Your instructions:
Restate all of the entries exactly, dropping any pictures they hold.

Material supplied:
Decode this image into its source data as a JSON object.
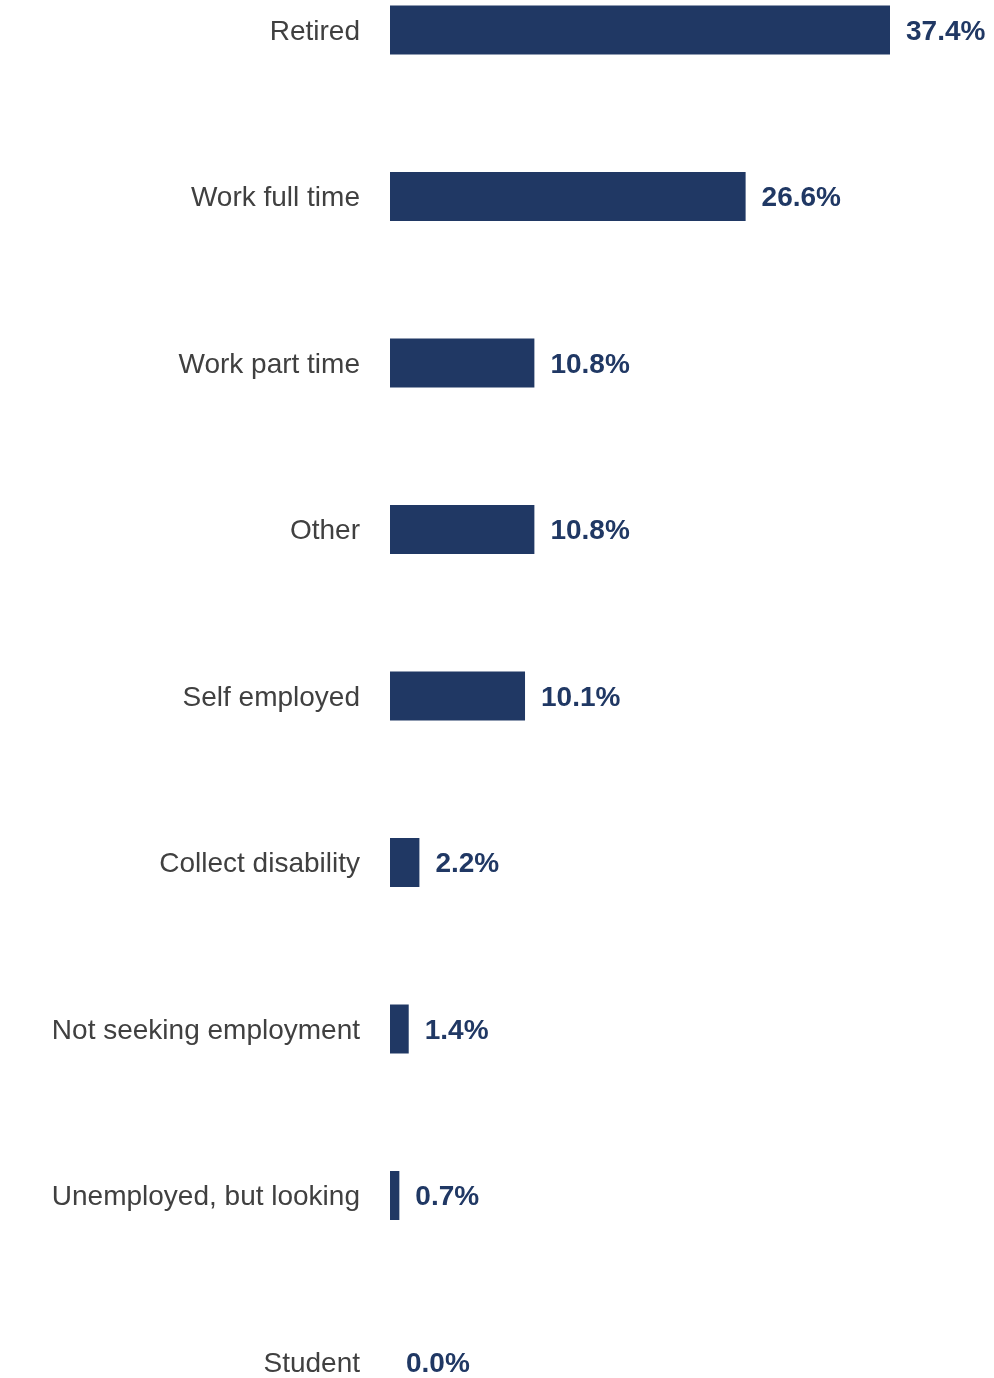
{
  "chart_data": {
    "type": "bar",
    "orientation": "horizontal",
    "categories": [
      "Retired",
      "Work full time",
      "Work part time",
      "Other",
      "Self employed",
      "Collect disability",
      "Not seeking employment",
      "Unemployed, but looking",
      "Student"
    ],
    "values": [
      37.4,
      26.6,
      10.8,
      10.8,
      10.1,
      2.2,
      1.4,
      0.7,
      0.0
    ],
    "value_labels": [
      "37.4%",
      "26.6%",
      "10.8%",
      "10.8%",
      "10.1%",
      "2.2%",
      "1.4%",
      "0.7%",
      "0.0%"
    ],
    "color": "#203864"
  }
}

Complete response:
Decode this image into its source data as a JSON object.
{
  "chart_data": {
    "type": "bar",
    "orientation": "horizontal",
    "categories": [
      "Retired",
      "Work full time",
      "Work part time",
      "Other",
      "Self employed",
      "Collect disability",
      "Not seeking employment",
      "Unemployed, but looking",
      "Student"
    ],
    "values": [
      37.4,
      26.6,
      10.8,
      10.8,
      10.1,
      2.2,
      1.4,
      0.7,
      0.0
    ],
    "value_labels": [
      "37.4%",
      "26.6%",
      "10.8%",
      "10.8%",
      "10.1%",
      "2.2%",
      "1.4%",
      "0.7%",
      "0.0%"
    ],
    "color": "#203864"
  }
}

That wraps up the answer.